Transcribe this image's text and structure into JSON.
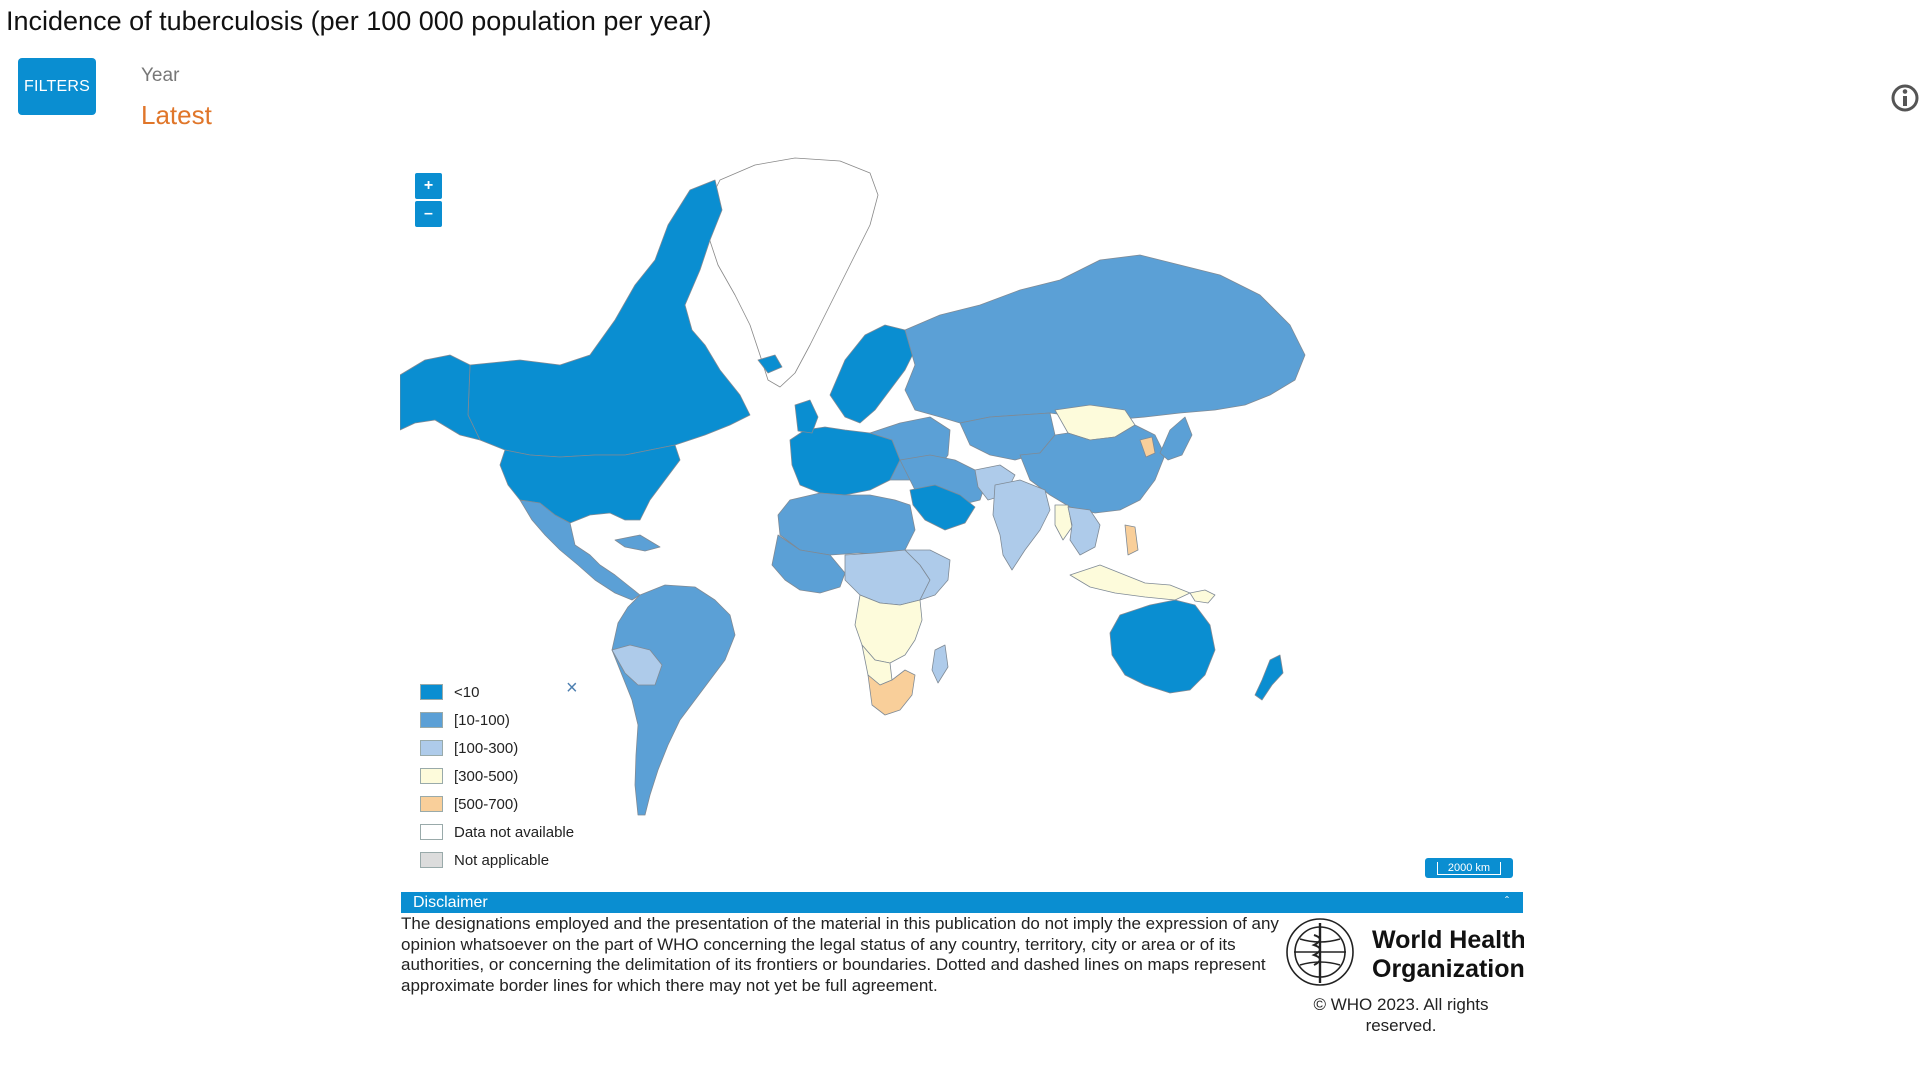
{
  "header": {
    "title": "Incidence of tuberculosis (per 100 000 population per year)"
  },
  "filters": {
    "button_label": "FILTERS",
    "year_label": "Year",
    "year_value": "Latest"
  },
  "map": {
    "zoom_in": "+",
    "zoom_out": "–",
    "scale_label": "2000 km",
    "legend": {
      "close_symbol": "×",
      "items": [
        {
          "label": "<10",
          "color": "#0a8ed1"
        },
        {
          "label": "[10-100)",
          "color": "#5ba0d6"
        },
        {
          "label": "[100-300)",
          "color": "#aecbea"
        },
        {
          "label": "[300-500)",
          "color": "#fdfbdb"
        },
        {
          "label": "[500-700)",
          "color": "#f9cf9a"
        },
        {
          "label": "Data not available",
          "color": "#ffffff"
        },
        {
          "label": "Not applicable",
          "color": "#dcdcdc"
        }
      ]
    }
  },
  "disclaimer": {
    "title": "Disclaimer",
    "toggle_icon": "ˆ",
    "text": "The designations employed and the presentation of the material in this publication do not imply the expression of any opinion whatsoever on the part of WHO concerning the legal status of any country, territory, city or area or of its authorities, or concerning the delimitation of its frontiers or boundaries. Dotted and dashed lines on maps represent approximate border lines for which there may not yet be full agreement."
  },
  "footer": {
    "org_line1": "World Health",
    "org_line2": "Organization",
    "copyright": "© WHO 2023. All rights reserved."
  }
}
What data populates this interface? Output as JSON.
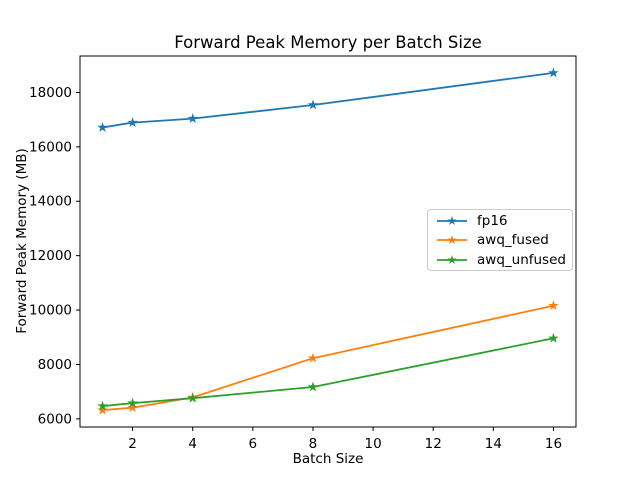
{
  "chart_data": {
    "type": "line",
    "title": "Forward Peak Memory per Batch Size",
    "xlabel": "Batch Size",
    "ylabel": "Forward Peak Memory (MB)",
    "x": [
      1,
      2,
      4,
      8,
      16
    ],
    "series": [
      {
        "name": "fp16",
        "color": "#1f77b4",
        "values": [
          16710,
          16890,
          17040,
          17540,
          18720
        ]
      },
      {
        "name": "awq_fused",
        "color": "#ff7f0e",
        "values": [
          6320,
          6410,
          6790,
          8230,
          10160
        ]
      },
      {
        "name": "awq_unfused",
        "color": "#2ca02c",
        "values": [
          6470,
          6580,
          6760,
          7170,
          8960
        ]
      }
    ],
    "xticks": [
      2,
      4,
      6,
      8,
      10,
      12,
      14,
      16
    ],
    "yticks": [
      6000,
      8000,
      10000,
      12000,
      14000,
      16000,
      18000
    ],
    "xlim": [
      0.25,
      16.75
    ],
    "ylim": [
      5700,
      19340
    ],
    "grid": false,
    "marker": "star",
    "legend": {
      "position": "center-right",
      "border_color": "#cccccc",
      "background": "#ffffff"
    },
    "text_color": "#000000",
    "background": "#ffffff"
  }
}
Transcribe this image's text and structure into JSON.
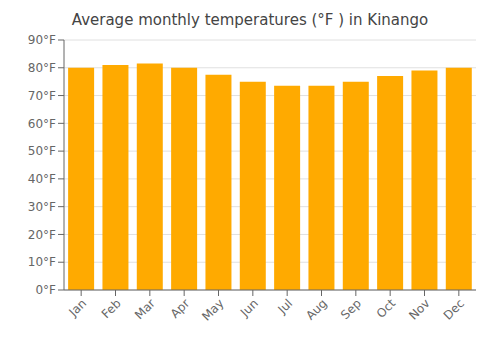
{
  "chart_data": {
    "type": "bar",
    "title": "Average monthly temperatures (°F ) in Kinango",
    "categories": [
      "Jan",
      "Feb",
      "Mar",
      "Apr",
      "May",
      "Jun",
      "Jul",
      "Aug",
      "Sep",
      "Oct",
      "Nov",
      "Dec"
    ],
    "values": [
      80,
      81,
      81.5,
      80,
      77.5,
      75,
      73.5,
      73.5,
      75,
      77,
      79,
      80
    ],
    "color": "#FFAA00",
    "ylim": [
      0,
      90
    ],
    "yticks": [
      {
        "value": 0,
        "label": "0°F"
      },
      {
        "value": 10,
        "label": "10°F"
      },
      {
        "value": 20,
        "label": "20°F"
      },
      {
        "value": 30,
        "label": "30°F"
      },
      {
        "value": 40,
        "label": "40°F"
      },
      {
        "value": 50,
        "label": "50°F"
      },
      {
        "value": 60,
        "label": "60°F"
      },
      {
        "value": 70,
        "label": "70°F"
      },
      {
        "value": 80,
        "label": "80°F"
      },
      {
        "value": 90,
        "label": "90°F"
      }
    ],
    "grid": true
  }
}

REQUIRED TASK. Find every line in the records above that holds the word "title", and copy each one.

WRITTEN ANSWER.
    "title": "Incidence of tuberculosis (per 100 000 population per year)"
    "title": "Disclaimer",
    "title": "Forward Peak Memory per Batch Size",
    "title": "Average monthly temperatures (°F ) in Kinango",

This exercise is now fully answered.